- Interactive map of Secclla
- Country: Peru
- Region: Huancavelica
- Province: Angaraes
- Founded: April 15, 1955
- Capital: Secclla

Government
- • Mayor: Orlando Valenzuela Ore

Area
- • Total: 167.99 km^{2} (64.86 sq mi)
- Elevation: 3,340 m (10,960 ft)

Population (2005 census)
- • Total: 3,210
- • Density: 19.1/km^{2} (49.5/sq mi)
- Time zone: UTC-5 (PET)
- UBIGEO: 090312

= Secclla District =

Secclla District is one of twelve districts of the Angaraes Province in Peru.

__DATA TO EXAMINE__.
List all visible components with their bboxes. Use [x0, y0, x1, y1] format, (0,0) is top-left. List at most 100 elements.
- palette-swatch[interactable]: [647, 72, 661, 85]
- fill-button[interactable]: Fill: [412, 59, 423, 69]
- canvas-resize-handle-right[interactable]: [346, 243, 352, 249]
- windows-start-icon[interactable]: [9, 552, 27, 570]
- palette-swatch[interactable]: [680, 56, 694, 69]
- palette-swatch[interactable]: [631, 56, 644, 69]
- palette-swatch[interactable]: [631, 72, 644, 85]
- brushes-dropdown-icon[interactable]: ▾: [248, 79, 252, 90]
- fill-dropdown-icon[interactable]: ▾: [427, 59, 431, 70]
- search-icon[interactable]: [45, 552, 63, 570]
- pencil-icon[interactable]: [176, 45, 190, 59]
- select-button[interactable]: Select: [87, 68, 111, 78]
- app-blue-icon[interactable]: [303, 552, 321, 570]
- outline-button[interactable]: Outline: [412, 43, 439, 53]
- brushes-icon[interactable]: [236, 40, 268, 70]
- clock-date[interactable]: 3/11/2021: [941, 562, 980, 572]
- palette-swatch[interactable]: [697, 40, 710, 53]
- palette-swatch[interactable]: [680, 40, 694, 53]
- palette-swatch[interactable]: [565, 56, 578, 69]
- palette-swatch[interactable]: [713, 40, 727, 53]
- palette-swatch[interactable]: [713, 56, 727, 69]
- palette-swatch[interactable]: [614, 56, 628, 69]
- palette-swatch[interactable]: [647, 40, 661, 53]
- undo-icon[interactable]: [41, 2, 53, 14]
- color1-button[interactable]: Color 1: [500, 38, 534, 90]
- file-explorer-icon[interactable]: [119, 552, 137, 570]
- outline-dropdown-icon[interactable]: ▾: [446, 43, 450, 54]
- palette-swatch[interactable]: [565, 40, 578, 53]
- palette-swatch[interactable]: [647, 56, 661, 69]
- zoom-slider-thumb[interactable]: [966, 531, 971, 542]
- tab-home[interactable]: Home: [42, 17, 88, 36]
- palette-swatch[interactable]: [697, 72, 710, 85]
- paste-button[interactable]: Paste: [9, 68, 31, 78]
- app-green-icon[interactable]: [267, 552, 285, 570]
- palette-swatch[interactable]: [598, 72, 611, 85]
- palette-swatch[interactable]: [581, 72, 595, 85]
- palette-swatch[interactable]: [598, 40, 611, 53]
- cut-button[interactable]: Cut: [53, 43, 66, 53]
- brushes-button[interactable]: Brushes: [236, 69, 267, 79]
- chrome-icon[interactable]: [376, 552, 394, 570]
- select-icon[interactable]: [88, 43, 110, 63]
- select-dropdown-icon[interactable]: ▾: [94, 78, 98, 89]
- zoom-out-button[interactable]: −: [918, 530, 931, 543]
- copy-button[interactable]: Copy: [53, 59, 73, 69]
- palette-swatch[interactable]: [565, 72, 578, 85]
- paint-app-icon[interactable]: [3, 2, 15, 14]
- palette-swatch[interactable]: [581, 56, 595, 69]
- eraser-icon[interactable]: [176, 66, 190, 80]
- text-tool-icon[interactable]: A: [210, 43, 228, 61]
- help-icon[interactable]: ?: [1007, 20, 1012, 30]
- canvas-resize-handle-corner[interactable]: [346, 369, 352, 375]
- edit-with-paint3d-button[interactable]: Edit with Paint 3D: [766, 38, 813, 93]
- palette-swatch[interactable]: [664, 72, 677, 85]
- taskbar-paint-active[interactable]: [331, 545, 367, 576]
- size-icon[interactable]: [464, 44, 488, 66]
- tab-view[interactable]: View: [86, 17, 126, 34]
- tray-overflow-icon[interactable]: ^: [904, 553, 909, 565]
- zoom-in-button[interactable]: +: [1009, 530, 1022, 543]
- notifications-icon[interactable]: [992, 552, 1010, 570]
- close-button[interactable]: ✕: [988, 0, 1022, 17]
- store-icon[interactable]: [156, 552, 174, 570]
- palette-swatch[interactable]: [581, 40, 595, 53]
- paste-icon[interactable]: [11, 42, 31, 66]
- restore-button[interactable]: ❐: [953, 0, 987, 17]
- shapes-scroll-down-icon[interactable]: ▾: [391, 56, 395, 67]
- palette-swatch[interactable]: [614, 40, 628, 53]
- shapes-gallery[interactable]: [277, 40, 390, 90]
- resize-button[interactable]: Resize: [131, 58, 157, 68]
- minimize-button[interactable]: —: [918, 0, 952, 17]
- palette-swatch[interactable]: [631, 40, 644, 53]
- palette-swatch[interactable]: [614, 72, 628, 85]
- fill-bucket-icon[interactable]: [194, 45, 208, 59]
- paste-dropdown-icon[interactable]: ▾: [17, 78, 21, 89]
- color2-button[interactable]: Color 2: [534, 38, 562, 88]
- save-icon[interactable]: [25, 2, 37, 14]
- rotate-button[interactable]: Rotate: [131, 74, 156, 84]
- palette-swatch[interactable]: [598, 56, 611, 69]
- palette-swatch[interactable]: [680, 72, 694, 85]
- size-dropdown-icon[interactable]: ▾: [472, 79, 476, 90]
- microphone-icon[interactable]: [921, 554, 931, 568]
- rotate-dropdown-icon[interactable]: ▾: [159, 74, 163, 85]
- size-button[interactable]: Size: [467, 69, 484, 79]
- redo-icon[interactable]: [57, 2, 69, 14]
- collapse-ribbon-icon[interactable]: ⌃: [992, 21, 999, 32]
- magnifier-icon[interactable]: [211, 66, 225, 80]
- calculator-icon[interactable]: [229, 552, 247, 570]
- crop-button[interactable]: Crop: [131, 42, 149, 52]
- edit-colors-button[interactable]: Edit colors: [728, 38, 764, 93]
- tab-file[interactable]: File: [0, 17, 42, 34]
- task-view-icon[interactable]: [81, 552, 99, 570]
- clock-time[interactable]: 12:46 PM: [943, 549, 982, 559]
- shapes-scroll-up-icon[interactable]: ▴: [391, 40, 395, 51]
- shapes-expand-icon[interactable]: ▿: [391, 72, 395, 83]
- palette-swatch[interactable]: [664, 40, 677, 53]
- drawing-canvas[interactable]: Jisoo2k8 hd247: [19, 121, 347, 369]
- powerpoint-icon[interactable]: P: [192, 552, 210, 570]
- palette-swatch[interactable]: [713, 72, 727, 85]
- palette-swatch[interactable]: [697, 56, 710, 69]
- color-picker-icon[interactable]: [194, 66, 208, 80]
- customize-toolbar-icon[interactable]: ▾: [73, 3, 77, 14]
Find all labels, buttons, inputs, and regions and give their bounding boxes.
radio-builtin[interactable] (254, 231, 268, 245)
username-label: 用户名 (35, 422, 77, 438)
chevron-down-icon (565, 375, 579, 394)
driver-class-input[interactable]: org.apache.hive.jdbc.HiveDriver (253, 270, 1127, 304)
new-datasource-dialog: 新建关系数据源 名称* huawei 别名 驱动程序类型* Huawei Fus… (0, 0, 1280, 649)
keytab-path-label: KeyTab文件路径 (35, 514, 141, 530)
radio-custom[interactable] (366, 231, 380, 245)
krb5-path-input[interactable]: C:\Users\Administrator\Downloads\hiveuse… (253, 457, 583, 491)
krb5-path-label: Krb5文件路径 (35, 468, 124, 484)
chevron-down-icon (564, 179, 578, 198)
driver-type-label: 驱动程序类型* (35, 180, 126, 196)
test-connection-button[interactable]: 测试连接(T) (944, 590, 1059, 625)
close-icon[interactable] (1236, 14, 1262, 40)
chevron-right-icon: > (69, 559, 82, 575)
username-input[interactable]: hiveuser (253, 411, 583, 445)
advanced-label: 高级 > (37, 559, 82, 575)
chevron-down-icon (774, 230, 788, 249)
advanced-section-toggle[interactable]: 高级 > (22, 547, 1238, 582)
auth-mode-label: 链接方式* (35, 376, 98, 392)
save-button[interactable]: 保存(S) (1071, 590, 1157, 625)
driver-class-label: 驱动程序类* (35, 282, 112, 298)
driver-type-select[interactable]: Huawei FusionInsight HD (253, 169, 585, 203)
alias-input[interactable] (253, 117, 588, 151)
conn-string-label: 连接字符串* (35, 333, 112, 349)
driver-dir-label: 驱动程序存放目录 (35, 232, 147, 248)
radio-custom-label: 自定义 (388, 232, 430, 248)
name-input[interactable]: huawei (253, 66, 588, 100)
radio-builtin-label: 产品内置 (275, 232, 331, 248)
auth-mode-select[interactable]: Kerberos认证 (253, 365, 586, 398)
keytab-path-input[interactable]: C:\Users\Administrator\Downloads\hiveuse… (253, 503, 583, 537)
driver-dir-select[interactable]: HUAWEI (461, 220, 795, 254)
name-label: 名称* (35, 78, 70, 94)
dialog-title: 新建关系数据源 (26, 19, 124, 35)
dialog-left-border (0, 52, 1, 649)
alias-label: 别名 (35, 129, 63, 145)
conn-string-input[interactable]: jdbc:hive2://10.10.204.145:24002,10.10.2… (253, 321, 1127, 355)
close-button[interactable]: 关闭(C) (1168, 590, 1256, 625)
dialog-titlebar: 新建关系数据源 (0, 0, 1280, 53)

__STUDY QUESTIONS__.
1. Print the Secclla District text from "- Interactive map" up to and including "(64.86 sq mi)".
2. Carry on the Secclla District text from the point where it ends.
The listing is separate material and does not belong to the Secclla District text.

__WRITTEN RESPONSES__.
1.
- Interactive map of Secclla
- Country: Peru
- Region: Huancavelica
- Province: Angaraes
- Founded: April 15, 1955
- Capital: Secclla

Government
- • Mayor: Orlando Valenzuela Ore

Area
- • Total: 167.99 km^{2} (64.86 sq mi)

2.
== Geography ==
One of the highest peaks of the district is Yana Urqu at approximately 4600 m. Other mountains are listed below:

- Aqu Urqu
- Asul Qaqa
- Kuntur Sinqa
- Kinwa Urqu
- K'ark'a Pata
- Paqu Chuku
- Pukaqucha
- Puma Ranra
- Punta Urqu
- Runtu Rumi
- Wayra Punta
- Yana Urqu

== Ethnic groups ==
The people in the district are mainly Indigenous citizens of Quechua descent. Quechua is the language which the majority of the population (88.41%) learnt to speak in childhood, 11.24% of the residents started speaking using the Spanish language (2007 Peru Census).